● **REQUIREMENTS**
Pick out the lines below with "организации" and list them.

Stored data

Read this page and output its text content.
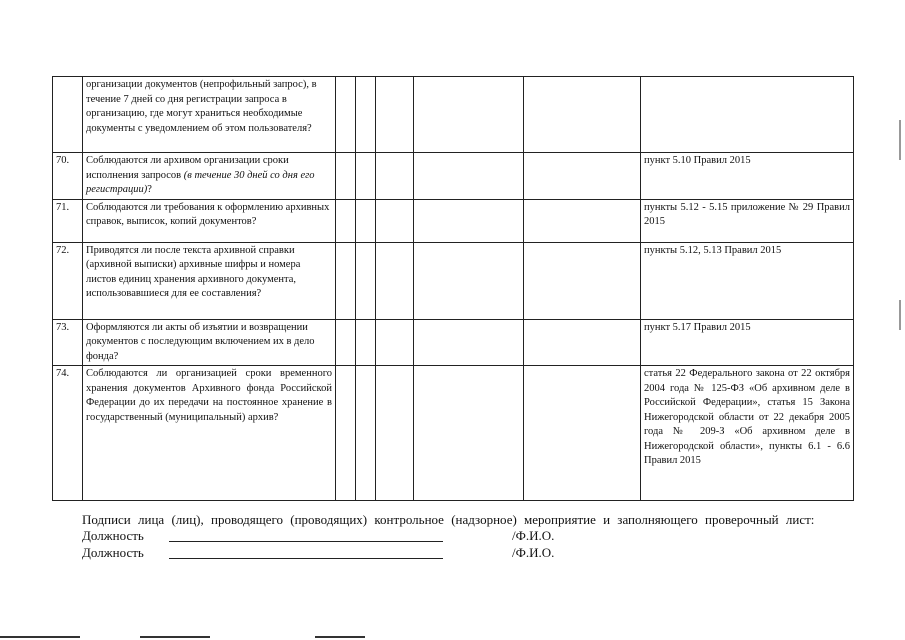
	организации документов (непрофильный запрос), в течение 7 дней со дня регистрации запроса в организацию, где могут храниться необходимые документы с уведомлением об этом пользователя?						
70.	Соблюдаются ли архивом организации сроки исполнения запросов (в течение 30 дней со дня его регистрации)?						пункт 5.10 Правил 2015
71.	Соблюдаются ли требования к оформлению архивных справок, выписок, копий документов?						пункты 5.12 - 5.15 приложение № 29 Правил 2015
72.	Приводятся ли после текста архивной справки (архивной выписки) архивные шифры и номера листов единиц хранения архивного документа, использовавшиеся для ее составления?						пункты 5.12, 5.13 Правил 2015
73.	Оформляются ли акты об изъятии и возвращении документов с последующим включением их в дело фонда?						пункт 5.17 Правил 2015
74.	Соблюдаются ли организацией сроки временного хранения документов Архивного фонда Российской Федерации до их передачи на постоянное хранение в государственный (муниципальный) архив?						статья 22 Федерального закона от 22 октября 2004 года № 125-ФЗ «Об архивном деле в Российской Федерации», статья 15 Закона Нижегородской области от 22 декабря 2005 года № 209-З «Об архивном деле в Нижегородской области», пункты 6.1 - 6.6 Правил 2015

Подписи лица (лиц), проводящего (проводящих) контрольное (надзорное) мероприятие и заполняющего проверочный лист:

Должность	/Ф.И.О.
Должность	/Ф.И.О.
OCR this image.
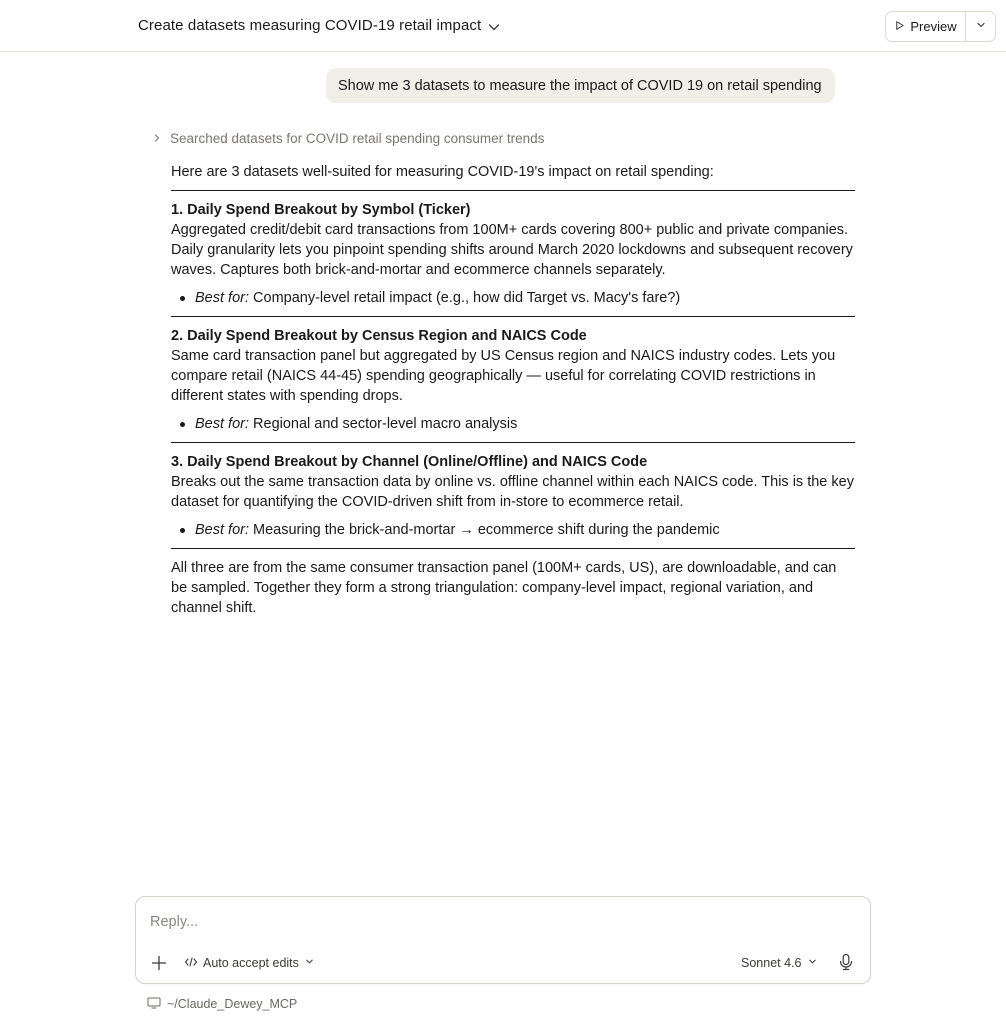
Create datasets measuring COVID-19 retail impact	Preview
Show me 3 datasets to measure the impact of COVID 19 on retail spending
Searched datasets for COVID retail spending consumer trends

Here are 3 datasets well-suited for measuring COVID-19's impact on retail spending:

1. Daily Spend Breakout by Symbol (Ticker)

Aggregated credit/debit card transactions from 100M+ cards covering 800+ public and private companies. Daily granularity lets you pinpoint spending shifts around March 2020 lockdowns and subsequent recovery waves. Captures both brick-and-mortar and ecommerce channels separately.

Best for: Company-level retail impact (e.g., how did Target vs. Macy's fare?)
2. Daily Spend Breakout by Census Region and NAICS Code

Same card transaction panel but aggregated by US Census region and NAICS industry codes. Lets you compare retail (NAICS 44-45) spending geographically — useful for correlating COVID restrictions in different states with spending drops.

Best for: Regional and sector-level macro analysis
3. Daily Spend Breakout by Channel (Online/Offline) and NAICS Code

Breaks out the same transaction data by online vs. offline channel within each NAICS code. This is the key dataset for quantifying the COVID-driven shift from in-store to ecommerce retail.

Best for: Measuring the brick-and-mortar → ecommerce shift during the pandemic

All three are from the same consumer transaction panel (100M+ cards, US), are downloadable, and can be sampled. Together they form a strong triangulation: company-level impact, regional variation, and channel shift.

Reply...
Auto accept edits	Sonnet 4.6
~/Claude_Dewey_MCP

● **SOLVED EXERCISE**
	организации документов (непрофильный запрос), в течение 7 дней со дня регистрации запроса в организацию, где могут храниться необходимые документы с уведомлением об этом пользователя?						
70.	Соблюдаются ли архивом организации сроки исполнения запросов (в течение 30 дней со дня его регистрации)?						пункт 5.10 Правил 2015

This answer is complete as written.